>> START Data to use
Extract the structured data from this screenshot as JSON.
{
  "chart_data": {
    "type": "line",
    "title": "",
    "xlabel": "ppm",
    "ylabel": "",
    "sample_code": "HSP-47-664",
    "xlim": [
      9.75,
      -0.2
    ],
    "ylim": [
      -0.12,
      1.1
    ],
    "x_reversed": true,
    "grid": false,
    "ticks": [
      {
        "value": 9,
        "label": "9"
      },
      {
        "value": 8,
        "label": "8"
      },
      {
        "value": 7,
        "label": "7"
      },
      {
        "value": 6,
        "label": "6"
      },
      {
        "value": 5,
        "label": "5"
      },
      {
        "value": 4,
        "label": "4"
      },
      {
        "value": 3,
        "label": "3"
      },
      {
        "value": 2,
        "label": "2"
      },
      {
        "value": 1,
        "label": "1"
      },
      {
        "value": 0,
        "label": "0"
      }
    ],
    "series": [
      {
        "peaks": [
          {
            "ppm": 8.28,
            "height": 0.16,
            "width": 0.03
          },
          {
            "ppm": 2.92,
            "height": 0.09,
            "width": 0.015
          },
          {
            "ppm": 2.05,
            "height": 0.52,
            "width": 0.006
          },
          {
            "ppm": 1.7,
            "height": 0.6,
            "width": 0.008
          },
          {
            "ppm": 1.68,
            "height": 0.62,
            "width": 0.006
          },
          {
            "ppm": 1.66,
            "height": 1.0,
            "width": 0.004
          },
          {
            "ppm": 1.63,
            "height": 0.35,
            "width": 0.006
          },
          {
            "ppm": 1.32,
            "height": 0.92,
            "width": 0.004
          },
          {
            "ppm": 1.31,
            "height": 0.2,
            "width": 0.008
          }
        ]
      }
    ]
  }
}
>> END Data to use
From the listing, copy every line where the string "height" appears.

## Solution below:
            "height": 0.16,
            "height": 0.09,
            "height": 0.52,
            "height": 0.6,
            "height": 0.62,
            "height": 1.0,
            "height": 0.35,
            "height": 0.92,
            "height": 0.2,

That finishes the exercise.